TEXT BLOCK =
.....
The Mental Health Benefits of a doing a ‘Life Review’

Peter Quarry is a multi-award-winning psychologist and speaker whose book, If I Were You – A psychologist puts himself on the couch is available in all good bookstores and online. LinkedIn: @PeterQuarry | www.peterquarry.com

Socrates famously said  “an unexamined life is not worth living”.

He’ll be happy to know that I fully agree with him!

As a psychologist of over 40 years, I believe it is a good idea, from time to time, to step back from the bustle of daily life and take a good hard look at your self and your life – to ‘examine’ it. To ask yourself some deep and meaningful questions.How’s it going? Am I living the life I want to lead? What have a learned so far? What do I want to change, going forward?

This is an exercise you can do on milestone birthdays (30, 40 50, etc), or after a major change in your life (job loss, relationship breakdown, illness) or whenever you feel that life just isn’t working the way you want.

I have found doing a Life Review can lead to 3 major mental health benefits:

First, doing a Life Review allows you to make peace with the past. Many people have had difficult childhoods, possibly coming from broken families or abusive environments. Some had problems at school, getting bullied or dealing with their identities or sexuality. Perhaps early relationships didn’t work out. The effects f these traumas can be long lasting!

I had particularly challenging time when I was young. My father died when I was 3 and my mother, who had lost a child at birth before I came along, was way over protective of me. On top of all that, she couldn’t decide where to live, so I spent a good part of my childhood on the road.

For a long time, I felt angry and resentful about my childhood. “Why me? Why did MY father had to die? Why couldn’t I have had a normal childhood?” These feelings of victimhood spilled over into my adult life.
.....
Extracted data entries =
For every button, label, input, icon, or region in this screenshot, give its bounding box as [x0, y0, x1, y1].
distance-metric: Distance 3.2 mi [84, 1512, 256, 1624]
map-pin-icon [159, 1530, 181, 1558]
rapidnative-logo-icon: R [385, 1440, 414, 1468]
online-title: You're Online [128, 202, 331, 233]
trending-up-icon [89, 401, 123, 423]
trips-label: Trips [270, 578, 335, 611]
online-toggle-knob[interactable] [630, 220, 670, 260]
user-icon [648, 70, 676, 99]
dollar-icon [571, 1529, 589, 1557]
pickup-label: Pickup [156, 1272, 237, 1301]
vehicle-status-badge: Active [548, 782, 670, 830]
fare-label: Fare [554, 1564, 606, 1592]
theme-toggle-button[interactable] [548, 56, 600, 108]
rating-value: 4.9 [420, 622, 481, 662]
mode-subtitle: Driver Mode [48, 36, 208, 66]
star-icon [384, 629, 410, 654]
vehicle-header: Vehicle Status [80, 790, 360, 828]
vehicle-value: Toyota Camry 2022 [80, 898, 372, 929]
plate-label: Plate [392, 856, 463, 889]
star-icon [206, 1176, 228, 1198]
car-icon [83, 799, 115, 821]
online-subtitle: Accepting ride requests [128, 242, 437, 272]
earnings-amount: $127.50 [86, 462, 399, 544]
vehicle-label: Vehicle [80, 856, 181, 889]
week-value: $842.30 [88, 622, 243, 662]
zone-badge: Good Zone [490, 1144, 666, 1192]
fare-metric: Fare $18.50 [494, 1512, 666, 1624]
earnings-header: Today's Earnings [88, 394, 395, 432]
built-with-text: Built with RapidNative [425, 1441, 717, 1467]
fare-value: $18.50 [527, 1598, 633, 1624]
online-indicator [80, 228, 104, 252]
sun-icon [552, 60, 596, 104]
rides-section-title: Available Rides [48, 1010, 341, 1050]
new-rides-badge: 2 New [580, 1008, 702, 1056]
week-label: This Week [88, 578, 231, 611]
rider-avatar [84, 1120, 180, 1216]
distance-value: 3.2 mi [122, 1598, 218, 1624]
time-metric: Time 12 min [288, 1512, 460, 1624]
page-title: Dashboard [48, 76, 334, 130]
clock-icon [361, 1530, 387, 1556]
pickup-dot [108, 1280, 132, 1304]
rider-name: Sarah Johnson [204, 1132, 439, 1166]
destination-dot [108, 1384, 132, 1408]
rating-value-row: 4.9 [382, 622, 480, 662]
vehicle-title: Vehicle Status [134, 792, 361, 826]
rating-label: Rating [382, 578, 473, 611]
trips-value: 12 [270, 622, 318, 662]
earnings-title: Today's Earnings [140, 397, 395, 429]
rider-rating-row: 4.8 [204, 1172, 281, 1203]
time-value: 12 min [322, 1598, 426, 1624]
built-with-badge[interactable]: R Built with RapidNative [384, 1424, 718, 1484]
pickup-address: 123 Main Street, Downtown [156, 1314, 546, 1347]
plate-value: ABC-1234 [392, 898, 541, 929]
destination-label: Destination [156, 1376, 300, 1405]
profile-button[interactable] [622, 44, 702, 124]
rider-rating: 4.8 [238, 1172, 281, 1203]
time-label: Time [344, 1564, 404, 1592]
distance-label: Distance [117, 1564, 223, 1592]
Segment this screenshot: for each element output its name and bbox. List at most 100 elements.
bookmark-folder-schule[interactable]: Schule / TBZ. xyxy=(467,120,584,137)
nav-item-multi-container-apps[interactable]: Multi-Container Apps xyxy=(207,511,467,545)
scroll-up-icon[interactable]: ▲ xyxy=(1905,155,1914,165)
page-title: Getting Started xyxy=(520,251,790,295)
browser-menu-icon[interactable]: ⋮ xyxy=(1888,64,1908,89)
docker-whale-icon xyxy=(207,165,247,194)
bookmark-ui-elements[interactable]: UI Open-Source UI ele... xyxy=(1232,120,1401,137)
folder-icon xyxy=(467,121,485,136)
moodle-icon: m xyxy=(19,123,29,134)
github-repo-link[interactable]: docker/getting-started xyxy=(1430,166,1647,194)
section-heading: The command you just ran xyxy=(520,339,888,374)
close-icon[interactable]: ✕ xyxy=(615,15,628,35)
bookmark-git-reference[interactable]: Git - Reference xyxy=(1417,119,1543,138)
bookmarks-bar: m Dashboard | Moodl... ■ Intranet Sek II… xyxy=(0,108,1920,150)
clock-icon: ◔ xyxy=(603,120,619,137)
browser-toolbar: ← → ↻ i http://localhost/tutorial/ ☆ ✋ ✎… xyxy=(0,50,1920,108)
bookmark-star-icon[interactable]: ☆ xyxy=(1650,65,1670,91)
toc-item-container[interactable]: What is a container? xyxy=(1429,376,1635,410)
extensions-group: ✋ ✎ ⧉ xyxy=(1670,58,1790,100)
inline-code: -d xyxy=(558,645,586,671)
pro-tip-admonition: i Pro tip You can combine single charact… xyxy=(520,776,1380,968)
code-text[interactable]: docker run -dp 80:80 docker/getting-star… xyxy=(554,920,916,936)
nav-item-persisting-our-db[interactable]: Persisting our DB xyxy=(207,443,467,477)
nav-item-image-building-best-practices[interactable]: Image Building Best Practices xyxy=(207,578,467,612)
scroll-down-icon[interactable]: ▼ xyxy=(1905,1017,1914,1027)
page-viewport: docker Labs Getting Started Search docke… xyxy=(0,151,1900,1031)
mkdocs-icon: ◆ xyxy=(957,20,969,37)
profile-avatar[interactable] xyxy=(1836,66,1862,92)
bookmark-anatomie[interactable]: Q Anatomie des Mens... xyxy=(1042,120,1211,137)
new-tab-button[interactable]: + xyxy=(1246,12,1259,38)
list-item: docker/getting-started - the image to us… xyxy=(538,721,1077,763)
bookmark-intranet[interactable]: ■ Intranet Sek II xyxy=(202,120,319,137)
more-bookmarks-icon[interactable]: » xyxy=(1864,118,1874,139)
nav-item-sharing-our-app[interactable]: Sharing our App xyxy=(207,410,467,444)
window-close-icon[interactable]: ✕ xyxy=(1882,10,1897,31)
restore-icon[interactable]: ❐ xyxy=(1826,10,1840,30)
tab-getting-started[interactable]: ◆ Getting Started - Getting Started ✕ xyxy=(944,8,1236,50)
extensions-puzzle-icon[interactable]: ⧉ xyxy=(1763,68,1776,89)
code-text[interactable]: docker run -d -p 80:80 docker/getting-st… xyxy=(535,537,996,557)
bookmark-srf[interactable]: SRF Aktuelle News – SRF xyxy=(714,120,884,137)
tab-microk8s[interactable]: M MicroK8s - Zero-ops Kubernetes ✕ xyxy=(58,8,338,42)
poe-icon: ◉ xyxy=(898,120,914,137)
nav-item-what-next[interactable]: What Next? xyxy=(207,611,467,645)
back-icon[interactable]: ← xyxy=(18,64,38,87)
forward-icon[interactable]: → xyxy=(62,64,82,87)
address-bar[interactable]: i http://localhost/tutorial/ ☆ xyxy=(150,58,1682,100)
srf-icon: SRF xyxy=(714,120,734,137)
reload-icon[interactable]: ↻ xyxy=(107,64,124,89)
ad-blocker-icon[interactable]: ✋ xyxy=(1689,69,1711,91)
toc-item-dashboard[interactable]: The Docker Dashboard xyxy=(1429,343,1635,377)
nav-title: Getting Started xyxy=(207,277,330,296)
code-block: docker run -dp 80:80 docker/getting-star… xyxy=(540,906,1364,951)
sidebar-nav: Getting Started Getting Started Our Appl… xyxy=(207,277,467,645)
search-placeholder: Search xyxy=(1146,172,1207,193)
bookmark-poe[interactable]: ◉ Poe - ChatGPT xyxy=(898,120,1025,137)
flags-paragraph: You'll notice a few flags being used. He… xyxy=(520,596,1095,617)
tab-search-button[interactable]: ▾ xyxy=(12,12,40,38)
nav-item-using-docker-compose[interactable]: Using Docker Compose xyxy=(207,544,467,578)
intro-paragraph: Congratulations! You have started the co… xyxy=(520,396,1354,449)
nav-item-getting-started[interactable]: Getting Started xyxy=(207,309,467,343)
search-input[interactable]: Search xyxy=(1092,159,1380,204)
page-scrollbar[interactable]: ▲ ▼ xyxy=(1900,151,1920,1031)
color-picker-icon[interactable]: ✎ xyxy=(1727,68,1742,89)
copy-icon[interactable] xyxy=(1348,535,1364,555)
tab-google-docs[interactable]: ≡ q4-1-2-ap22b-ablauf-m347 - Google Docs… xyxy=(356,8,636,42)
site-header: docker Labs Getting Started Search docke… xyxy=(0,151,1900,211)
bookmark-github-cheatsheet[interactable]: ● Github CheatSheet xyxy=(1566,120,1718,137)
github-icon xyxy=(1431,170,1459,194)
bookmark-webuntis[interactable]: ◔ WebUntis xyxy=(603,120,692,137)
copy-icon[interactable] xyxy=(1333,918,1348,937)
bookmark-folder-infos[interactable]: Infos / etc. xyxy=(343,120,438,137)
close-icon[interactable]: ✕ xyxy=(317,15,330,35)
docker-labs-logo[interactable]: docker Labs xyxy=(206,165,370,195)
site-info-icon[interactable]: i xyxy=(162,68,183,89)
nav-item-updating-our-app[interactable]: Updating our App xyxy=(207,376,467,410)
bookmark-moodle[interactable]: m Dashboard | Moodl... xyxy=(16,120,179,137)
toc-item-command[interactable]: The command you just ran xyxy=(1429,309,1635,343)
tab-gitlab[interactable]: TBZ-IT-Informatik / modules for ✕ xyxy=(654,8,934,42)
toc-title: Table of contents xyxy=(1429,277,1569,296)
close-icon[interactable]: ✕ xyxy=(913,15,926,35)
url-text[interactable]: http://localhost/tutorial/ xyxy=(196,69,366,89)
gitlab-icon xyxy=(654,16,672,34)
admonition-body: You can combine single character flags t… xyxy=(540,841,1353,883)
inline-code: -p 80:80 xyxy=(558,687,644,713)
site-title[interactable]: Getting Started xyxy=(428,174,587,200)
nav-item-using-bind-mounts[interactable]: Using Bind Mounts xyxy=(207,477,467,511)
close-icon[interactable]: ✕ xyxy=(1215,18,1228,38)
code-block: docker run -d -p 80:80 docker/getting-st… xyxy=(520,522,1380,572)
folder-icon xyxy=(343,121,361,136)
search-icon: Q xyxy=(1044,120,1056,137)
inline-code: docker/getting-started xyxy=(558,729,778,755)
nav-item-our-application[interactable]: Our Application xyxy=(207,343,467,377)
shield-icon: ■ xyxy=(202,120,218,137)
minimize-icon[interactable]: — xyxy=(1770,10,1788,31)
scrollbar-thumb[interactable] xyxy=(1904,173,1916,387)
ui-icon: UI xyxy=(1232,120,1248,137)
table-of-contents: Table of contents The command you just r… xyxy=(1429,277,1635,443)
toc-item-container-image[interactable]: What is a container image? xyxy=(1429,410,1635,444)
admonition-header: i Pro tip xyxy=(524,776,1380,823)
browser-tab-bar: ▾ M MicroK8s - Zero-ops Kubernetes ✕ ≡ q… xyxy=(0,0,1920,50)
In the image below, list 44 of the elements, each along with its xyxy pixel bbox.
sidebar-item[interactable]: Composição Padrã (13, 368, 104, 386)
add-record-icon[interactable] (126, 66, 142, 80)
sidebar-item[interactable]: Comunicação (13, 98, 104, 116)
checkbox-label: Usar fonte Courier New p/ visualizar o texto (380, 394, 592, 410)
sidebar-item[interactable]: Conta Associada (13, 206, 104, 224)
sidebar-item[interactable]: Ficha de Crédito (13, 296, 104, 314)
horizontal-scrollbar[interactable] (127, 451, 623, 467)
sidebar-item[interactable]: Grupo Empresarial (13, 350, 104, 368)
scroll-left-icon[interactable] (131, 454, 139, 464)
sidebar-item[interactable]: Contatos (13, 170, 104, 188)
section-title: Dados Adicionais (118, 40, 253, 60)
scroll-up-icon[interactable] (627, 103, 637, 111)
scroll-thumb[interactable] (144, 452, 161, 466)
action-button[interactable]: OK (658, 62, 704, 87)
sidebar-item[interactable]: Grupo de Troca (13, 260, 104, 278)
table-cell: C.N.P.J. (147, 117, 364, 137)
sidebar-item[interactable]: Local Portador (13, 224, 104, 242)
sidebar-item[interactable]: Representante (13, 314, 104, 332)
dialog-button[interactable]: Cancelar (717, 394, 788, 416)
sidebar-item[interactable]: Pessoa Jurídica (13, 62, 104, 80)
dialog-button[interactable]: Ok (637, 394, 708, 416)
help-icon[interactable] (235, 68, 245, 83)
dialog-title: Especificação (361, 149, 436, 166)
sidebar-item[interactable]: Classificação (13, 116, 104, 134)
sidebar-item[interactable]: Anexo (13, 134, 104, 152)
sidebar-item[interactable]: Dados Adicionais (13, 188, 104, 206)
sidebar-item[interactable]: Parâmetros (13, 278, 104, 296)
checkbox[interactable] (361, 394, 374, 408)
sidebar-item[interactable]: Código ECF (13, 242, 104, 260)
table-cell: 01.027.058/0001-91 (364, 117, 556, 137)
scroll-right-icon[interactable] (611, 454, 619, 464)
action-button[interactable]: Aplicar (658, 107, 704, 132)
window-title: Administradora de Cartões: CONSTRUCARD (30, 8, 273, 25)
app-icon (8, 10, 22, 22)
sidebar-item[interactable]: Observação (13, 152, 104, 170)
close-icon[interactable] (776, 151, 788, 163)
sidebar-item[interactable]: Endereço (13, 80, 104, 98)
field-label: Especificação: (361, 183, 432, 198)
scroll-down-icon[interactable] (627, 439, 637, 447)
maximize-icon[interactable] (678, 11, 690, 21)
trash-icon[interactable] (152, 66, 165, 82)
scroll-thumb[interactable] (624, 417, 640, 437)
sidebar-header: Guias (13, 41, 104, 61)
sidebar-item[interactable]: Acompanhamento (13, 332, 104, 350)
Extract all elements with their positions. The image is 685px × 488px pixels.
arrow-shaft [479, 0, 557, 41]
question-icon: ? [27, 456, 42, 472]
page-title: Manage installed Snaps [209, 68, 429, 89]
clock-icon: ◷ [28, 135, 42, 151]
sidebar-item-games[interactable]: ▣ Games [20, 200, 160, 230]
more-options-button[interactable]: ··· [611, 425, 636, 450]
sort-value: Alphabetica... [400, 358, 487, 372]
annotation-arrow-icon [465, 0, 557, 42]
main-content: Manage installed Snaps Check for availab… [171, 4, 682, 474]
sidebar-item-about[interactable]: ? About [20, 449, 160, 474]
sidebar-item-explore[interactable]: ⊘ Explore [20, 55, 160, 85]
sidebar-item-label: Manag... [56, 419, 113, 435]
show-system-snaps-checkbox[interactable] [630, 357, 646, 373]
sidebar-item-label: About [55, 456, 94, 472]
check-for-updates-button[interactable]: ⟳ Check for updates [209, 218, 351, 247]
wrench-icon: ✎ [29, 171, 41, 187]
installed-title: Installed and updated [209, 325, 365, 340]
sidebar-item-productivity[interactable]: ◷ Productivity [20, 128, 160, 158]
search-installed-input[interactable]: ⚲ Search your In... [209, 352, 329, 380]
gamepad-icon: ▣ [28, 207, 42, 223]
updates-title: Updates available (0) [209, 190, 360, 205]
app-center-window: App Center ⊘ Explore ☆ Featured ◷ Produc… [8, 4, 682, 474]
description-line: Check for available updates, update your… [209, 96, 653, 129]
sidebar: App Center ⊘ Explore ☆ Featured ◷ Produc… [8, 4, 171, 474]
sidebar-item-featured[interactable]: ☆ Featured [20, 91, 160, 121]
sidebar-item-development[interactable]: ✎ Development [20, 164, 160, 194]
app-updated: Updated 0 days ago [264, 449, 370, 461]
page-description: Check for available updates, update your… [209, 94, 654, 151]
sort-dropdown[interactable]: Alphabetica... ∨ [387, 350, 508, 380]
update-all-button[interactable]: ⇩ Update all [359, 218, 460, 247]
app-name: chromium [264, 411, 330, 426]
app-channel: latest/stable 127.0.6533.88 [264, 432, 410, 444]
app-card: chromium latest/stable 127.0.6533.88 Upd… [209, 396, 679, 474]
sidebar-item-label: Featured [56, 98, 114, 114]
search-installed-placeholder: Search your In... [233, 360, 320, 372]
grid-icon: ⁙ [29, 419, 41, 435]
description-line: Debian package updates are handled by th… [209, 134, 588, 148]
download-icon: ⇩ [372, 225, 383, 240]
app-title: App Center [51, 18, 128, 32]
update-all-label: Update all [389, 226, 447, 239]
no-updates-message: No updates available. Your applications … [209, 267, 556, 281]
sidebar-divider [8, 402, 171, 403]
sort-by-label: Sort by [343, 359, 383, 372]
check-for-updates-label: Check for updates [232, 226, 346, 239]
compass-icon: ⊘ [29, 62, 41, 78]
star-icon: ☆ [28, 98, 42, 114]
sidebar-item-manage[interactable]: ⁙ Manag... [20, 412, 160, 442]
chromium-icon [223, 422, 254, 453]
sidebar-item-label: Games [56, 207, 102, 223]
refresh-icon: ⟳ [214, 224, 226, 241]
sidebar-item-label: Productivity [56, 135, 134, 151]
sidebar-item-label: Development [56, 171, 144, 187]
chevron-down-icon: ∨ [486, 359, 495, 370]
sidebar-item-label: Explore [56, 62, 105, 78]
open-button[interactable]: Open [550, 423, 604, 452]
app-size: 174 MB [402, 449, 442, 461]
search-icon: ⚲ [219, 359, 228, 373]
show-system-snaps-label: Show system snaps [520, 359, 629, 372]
.....
TASK INSTRUCTIONS =
1. Answer these questions from the article on doing a Life Review:
(a) For how many years has the author worked as a psychologist?
(b) How old was the author when his father died?
(c) How many major mental health benefits does the author say a Life Review can lead to?
2. Continue the article on the mental health benefits of a Life Review, starting after its last sentence.
These entries have no connection to the text.

ANSWERS IN ORDER =
1.
(a) Over 40 years.
(b) Three.
(c) Three.

2.
It was not until I did my Life Review, that I was able to look back and understand and forgive my parents – they did the best they could! But more significantly, I used a psychological technique called ‘reframing’ to look at that period differently. Instead of feeling a victim, I realized that the difficulties I encountered as a child taught me resilience and adaptability – two life skills that have helped me immensely in later years.

So, doing a Life Review helped me put those old ‘victim’ ghosts to bed and feel better about my past.

A second benefit of doing a Life Review is that you get to learn about who you are now. You start to understand yourself better – your warts and all! You come to see how you operate, what your ‘hot buttons’ are, and how others experience you.

There is a mountain of psychological research that shows that people with higher levels of this self-awareness, or insight, do better at school and work, have more satisfying relationships, and are better leaders. In other words, have better lives!

Finally, reviewing your life, no matter what your age, allows you to make changes going forward. When you have a deeper understanding of your past, and a clearer picture of who you are now, you can think more accurately about your desired future. What do you want to do more of and less of? What patterns of behaviour or thinking do you need to alter? What goals do you cherish that are yet to be fulfilled?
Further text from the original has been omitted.